[Saved entries]
★ ★ ★ ★

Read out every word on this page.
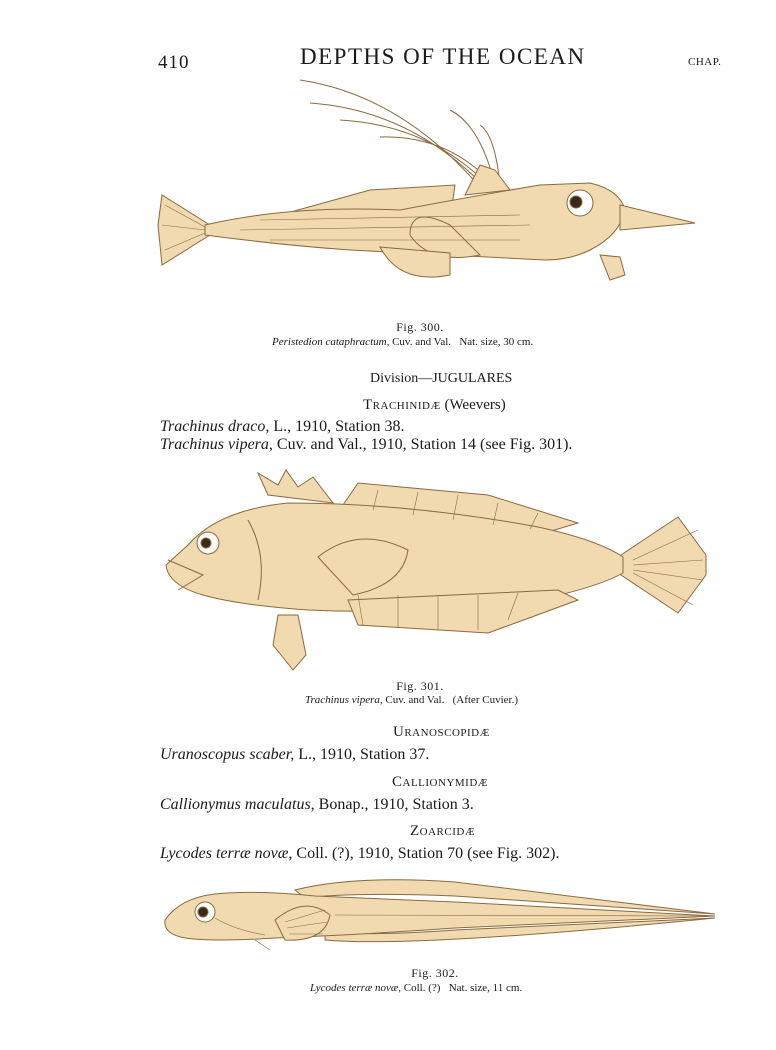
410	DEPTHS OF THE OCEAN	CHAP.
Fig. 300.
Peristedion cataphractum, Cuv. and Val. Nat. size, 30 cm.
Division—JUGULARES
Trachinidæ (Weevers)
Trachinus draco, L., 1910, Station 38.
Trachinus vipera, Cuv. and Val., 1910, Station 14 (see Fig. 301).
Fig. 301.
Trachinus vipera, Cuv. and Val. (After Cuvier.)
Uranoscopidæ
Uranoscopus scaber, L., 1910, Station 37.
Callionymidæ
Callionymus maculatus, Bonap., 1910, Station 3.
Zoarcidæ
Lycodes terræ novæ, Coll. (?), 1910, Station 70 (see Fig. 302).
Fig. 302.
Lycodes terræ novæ, Coll. (?) Nat. size, 11 cm.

★ ★ ★ ★

> [Task directions] Repeat the records above verbatim, with no pictures in the result.

> [Expected answer]
Read out every word on this page.
410	DEPTHS OF THE OCEAN	CHAP.
Fig. 300.
Peristedion cataphractum, Cuv. and Val. Nat. size, 30 cm.
Division—JUGULARES
Trachinidæ (Weevers)
Trachinus draco, L., 1910, Station 38.
Trachinus vipera, Cuv. and Val., 1910, Station 14 (see Fig. 301).
Fig. 301.
Trachinus vipera, Cuv. and Val. (After Cuvier.)
Uranoscopidæ
Uranoscopus scaber, L., 1910, Station 37.
Callionymidæ
Callionymus maculatus, Bonap., 1910, Station 3.
Zoarcidæ
Lycodes terræ novæ, Coll. (?), 1910, Station 70 (see Fig. 302).
Fig. 302.
Lycodes terræ novæ, Coll. (?) Nat. size, 11 cm.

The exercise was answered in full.